What is asked: Your task is to restate the data word for word.

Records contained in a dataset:
------------------------------------------------
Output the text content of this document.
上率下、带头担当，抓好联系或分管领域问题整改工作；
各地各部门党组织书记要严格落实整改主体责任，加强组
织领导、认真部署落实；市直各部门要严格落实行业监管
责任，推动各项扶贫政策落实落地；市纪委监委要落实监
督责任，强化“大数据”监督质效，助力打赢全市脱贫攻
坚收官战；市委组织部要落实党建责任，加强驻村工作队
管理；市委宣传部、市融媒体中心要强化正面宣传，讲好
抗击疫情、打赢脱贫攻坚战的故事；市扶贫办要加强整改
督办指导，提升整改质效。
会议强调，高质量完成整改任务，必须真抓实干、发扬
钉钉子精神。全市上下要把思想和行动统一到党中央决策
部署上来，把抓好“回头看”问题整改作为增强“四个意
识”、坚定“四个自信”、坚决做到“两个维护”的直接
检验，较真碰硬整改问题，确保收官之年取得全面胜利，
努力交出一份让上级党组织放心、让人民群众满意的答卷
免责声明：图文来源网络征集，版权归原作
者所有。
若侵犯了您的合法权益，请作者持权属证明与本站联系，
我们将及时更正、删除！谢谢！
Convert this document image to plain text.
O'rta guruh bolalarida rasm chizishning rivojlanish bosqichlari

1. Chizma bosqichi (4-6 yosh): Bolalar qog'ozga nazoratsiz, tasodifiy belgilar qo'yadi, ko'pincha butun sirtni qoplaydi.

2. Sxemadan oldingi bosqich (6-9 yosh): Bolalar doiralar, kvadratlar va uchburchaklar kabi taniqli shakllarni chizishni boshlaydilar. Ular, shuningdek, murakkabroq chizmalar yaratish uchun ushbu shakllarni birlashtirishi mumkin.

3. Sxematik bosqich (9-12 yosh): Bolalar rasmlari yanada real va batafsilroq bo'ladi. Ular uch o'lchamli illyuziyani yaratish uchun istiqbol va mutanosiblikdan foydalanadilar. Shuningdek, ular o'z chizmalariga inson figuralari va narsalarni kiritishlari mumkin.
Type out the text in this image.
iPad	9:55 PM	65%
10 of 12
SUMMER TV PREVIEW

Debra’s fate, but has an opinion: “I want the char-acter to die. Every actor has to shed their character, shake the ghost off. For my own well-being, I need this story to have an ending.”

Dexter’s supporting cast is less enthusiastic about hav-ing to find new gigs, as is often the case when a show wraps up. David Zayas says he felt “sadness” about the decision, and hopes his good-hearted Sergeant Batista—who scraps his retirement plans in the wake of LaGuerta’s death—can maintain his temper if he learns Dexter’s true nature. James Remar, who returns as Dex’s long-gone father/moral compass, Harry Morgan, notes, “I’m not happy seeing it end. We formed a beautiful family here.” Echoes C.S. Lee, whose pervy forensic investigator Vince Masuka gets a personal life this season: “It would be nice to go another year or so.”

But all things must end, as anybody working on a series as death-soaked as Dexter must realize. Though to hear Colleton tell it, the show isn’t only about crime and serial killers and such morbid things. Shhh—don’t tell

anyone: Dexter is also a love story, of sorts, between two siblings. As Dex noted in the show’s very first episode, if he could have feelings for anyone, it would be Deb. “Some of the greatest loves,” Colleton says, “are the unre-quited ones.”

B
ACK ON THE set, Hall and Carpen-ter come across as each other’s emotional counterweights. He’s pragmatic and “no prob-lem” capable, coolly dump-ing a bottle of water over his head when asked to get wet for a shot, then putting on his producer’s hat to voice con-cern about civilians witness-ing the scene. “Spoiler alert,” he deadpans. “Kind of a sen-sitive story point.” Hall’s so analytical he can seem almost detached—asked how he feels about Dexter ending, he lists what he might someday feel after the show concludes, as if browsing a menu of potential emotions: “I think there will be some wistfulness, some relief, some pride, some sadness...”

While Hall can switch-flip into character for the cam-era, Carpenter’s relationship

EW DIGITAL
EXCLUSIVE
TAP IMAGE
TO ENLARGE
------------------------------------------------
Solution:
Output the text content of this document.
上率下、带头担当，抓好联系或分管领域问题整改工作；
各地各部门党组织书记要严格落实整改主体责任，加强组
织领导、认真部署落实；市直各部门要严格落实行业监管
责任，推动各项扶贫政策落实落地；市纪委监委要落实监
督责任，强化“大数据”监督质效，助力打赢全市脱贫攻
坚收官战；市委组织部要落实党建责任，加强驻村工作队
管理；市委宣传部、市融媒体中心要强化正面宣传，讲好
抗击疫情、打赢脱贫攻坚战的故事；市扶贫办要加强整改
督办指导，提升整改质效。
会议强调，高质量完成整改任务，必须真抓实干、发扬
钉钉子精神。全市上下要把思想和行动统一到党中央决策
部署上来，把抓好“回头看”问题整改作为增强“四个意
识”、坚定“四个自信”、坚决做到“两个维护”的直接
检验，较真碰硬整改问题，确保收官之年取得全面胜利，
努力交出一份让上级党组织放心、让人民群众满意的答卷
免责声明：图文来源网络征集，版权归原作
者所有。
若侵犯了您的合法权益，请作者持权属证明与本站联系，
我们将及时更正、删除！谢谢！
Convert this document image to plain text.
O'rta guruh bolalarida rasm chizishning rivojlanish bosqichlari

1. Chizma bosqichi (4-6 yosh): Bolalar qog'ozga nazoratsiz, tasodifiy belgilar qo'yadi, ko'pincha butun sirtni qoplaydi.

2. Sxemadan oldingi bosqich (6-9 yosh): Bolalar doiralar, kvadratlar va uchburchaklar kabi taniqli shakllarni chizishni boshlaydilar. Ular, shuningdek, murakkabroq chizmalar yaratish uchun ushbu shakllarni birlashtirishi mumkin.

3. Sxematik bosqich (9-12 yosh): Bolalar rasmlari yanada real va batafsilroq bo'ladi. Ular uch o'lchamli illyuziyani yaratish uchun istiqbol va mutanosiblikdan foydalanadilar. Shuningdek, ular o'z chizmalariga inson figuralari va narsalarni kiritishlari mumkin.
Type out the text in this image.
iPad	9:55 PM	65%
10 of 12
SUMMER TV PREVIEW

Debra’s fate, but has an opinion: “I want the char-acter to die. Every actor has to shed their character, shake the ghost off. For my own well-being, I need this story to have an ending.”

Dexter’s supporting cast is less enthusiastic about hav-ing to find new gigs, as is often the case when a show wraps up. David Zayas says he felt “sadness” about the decision, and hopes his good-hearted Sergeant Batista—who scraps his retirement plans in the wake of LaGuerta’s death—can maintain his temper if he learns Dexter’s true nature. James Remar, who returns as Dex’s long-gone father/moral compass, Harry Morgan, notes, “I’m not happy seeing it end. We formed a beautiful family here.” Echoes C.S. Lee, whose pervy forensic investigator Vince Masuka gets a personal life this season: “It would be nice to go another year or so.”

But all things must end, as anybody working on a series as death-soaked as Dexter must realize. Though to hear Colleton tell it, the show isn’t only about crime and serial killers and such morbid things. Shhh—don’t tell

anyone: Dexter is also a love story, of sorts, between two siblings. As Dex noted in the show’s very first episode, if he could have feelings for anyone, it would be Deb. “Some of the greatest loves,” Colleton says, “are the unre-quited ones.”

B
ACK ON THE set, Hall and Carpen-ter come across as each other’s emotional counterweights. He’s pragmatic and “no prob-lem” capable, coolly dump-ing a bottle of water over his head when asked to get wet for a shot, then putting on his producer’s hat to voice con-cern about civilians witness-ing the scene. “Spoiler alert,” he deadpans. “Kind of a sen-sitive story point.” Hall’s so analytical he can seem almost detached—asked how he feels about Dexter ending, he lists what he might someday feel after the show concludes, as if browsing a menu of potential emotions: “I think there will be some wistfulness, some relief, some pride, some sadness...”

While Hall can switch-flip into character for the cam-era, Carpenter’s relationship

EW DIGITAL
EXCLUSIVE
TAP IMAGE
TO ENLARGE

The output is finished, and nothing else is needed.